(Stored items from a collection)
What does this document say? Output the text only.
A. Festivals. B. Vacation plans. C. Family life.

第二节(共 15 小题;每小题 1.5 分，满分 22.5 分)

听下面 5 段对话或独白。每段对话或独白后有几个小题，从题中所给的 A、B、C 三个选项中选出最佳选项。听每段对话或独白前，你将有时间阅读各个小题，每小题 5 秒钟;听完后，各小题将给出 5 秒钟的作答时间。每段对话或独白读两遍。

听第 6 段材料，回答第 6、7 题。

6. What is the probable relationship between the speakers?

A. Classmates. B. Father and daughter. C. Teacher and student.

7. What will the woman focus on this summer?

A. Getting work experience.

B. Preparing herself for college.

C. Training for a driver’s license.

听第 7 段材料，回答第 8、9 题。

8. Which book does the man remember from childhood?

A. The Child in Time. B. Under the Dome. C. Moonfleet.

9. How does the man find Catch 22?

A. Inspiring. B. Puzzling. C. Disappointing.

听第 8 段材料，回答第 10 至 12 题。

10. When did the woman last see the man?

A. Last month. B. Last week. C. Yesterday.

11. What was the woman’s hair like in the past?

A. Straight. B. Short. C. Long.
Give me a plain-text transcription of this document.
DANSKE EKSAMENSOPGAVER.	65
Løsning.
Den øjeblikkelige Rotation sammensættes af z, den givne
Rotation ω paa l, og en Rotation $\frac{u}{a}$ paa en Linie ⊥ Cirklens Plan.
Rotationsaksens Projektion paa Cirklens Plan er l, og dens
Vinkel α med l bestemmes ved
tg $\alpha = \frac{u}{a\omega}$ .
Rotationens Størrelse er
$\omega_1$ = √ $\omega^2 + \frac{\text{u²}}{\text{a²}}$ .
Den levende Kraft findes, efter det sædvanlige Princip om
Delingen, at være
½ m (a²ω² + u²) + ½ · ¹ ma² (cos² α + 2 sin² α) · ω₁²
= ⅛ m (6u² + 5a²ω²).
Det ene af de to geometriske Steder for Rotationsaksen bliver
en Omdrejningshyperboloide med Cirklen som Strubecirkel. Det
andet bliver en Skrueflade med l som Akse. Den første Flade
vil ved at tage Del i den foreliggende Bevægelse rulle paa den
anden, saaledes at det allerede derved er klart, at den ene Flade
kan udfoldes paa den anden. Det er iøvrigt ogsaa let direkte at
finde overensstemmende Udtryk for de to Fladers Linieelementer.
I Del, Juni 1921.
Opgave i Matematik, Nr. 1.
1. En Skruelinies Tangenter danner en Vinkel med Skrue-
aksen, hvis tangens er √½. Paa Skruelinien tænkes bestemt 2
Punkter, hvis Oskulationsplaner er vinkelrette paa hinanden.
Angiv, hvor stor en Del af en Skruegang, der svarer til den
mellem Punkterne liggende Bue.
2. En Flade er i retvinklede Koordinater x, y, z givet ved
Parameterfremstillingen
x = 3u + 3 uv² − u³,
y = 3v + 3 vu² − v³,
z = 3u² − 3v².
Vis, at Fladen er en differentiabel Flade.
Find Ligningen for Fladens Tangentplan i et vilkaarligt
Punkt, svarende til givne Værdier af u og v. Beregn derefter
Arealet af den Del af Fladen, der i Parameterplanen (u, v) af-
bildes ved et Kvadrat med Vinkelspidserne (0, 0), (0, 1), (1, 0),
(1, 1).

_Given exercise_
Please restate the data word for word, every record included.

_The solution_
What does this document say? Output the text only.
A. Festivals. B. Vacation plans. C. Family life.

第二节(共 15 小题;每小题 1.5 分，满分 22.5 分)

听下面 5 段对话或独白。每段对话或独白后有几个小题，从题中所给的 A、B、C 三个选项中选出最佳选项。听每段对话或独白前，你将有时间阅读各个小题，每小题 5 秒钟;听完后，各小题将给出 5 秒钟的作答时间。每段对话或独白读两遍。

听第 6 段材料，回答第 6、7 题。

6. What is the probable relationship between the speakers?

A. Classmates. B. Father and daughter. C. Teacher and student.

7. What will the woman focus on this summer?

A. Getting work experience.

B. Preparing herself for college.

C. Training for a driver’s license.

听第 7 段材料，回答第 8、9 题。

8. Which book does the man remember from childhood?

A. The Child in Time. B. Under the Dome. C. Moonfleet.

9. How does the man find Catch 22?

A. Inspiring. B. Puzzling. C. Disappointing.

听第 8 段材料，回答第 10 至 12 题。

10. When did the woman last see the man?

A. Last month. B. Last week. C. Yesterday.

11. What was the woman’s hair like in the past?

A. Straight. B. Short. C. Long.
Give me a plain-text transcription of this document.
DANSKE EKSAMENSOPGAVER.	65
Løsning.
Den øjeblikkelige Rotation sammensættes af z, den givne
Rotation ω paa l, og en Rotation $\frac{u}{a}$ paa en Linie ⊥ Cirklens Plan.
Rotationsaksens Projektion paa Cirklens Plan er l, og dens
Vinkel α med l bestemmes ved
tg $\alpha = \frac{u}{a\omega}$ .
Rotationens Størrelse er
$\omega_1$ = √ $\omega^2 + \frac{\text{u²}}{\text{a²}}$ .
Den levende Kraft findes, efter det sædvanlige Princip om
Delingen, at være
½ m (a²ω² + u²) + ½ · ¹ ma² (cos² α + 2 sin² α) · ω₁²
= ⅛ m (6u² + 5a²ω²).
Det ene af de to geometriske Steder for Rotationsaksen bliver
en Omdrejningshyperboloide med Cirklen som Strubecirkel. Det
andet bliver en Skrueflade med l som Akse. Den første Flade
vil ved at tage Del i den foreliggende Bevægelse rulle paa den
anden, saaledes at det allerede derved er klart, at den ene Flade
kan udfoldes paa den anden. Det er iøvrigt ogsaa let direkte at
finde overensstemmende Udtryk for de to Fladers Linieelementer.
I Del, Juni 1921.
Opgave i Matematik, Nr. 1.
1. En Skruelinies Tangenter danner en Vinkel med Skrue-
aksen, hvis tangens er √½. Paa Skruelinien tænkes bestemt 2
Punkter, hvis Oskulationsplaner er vinkelrette paa hinanden.
Angiv, hvor stor en Del af en Skruegang, der svarer til den
mellem Punkterne liggende Bue.
2. En Flade er i retvinklede Koordinater x, y, z givet ved
Parameterfremstillingen
x = 3u + 3 uv² − u³,
y = 3v + 3 vu² − v³,
z = 3u² − 3v².
Vis, at Fladen er en differentiabel Flade.
Find Ligningen for Fladens Tangentplan i et vilkaarligt
Punkt, svarende til givne Værdier af u og v. Beregn derefter
Arealet af den Del af Fladen, der i Parameterplanen (u, v) af-
bildes ved et Kvadrat med Vinkelspidserne (0, 0), (0, 1), (1, 0),
(1, 1).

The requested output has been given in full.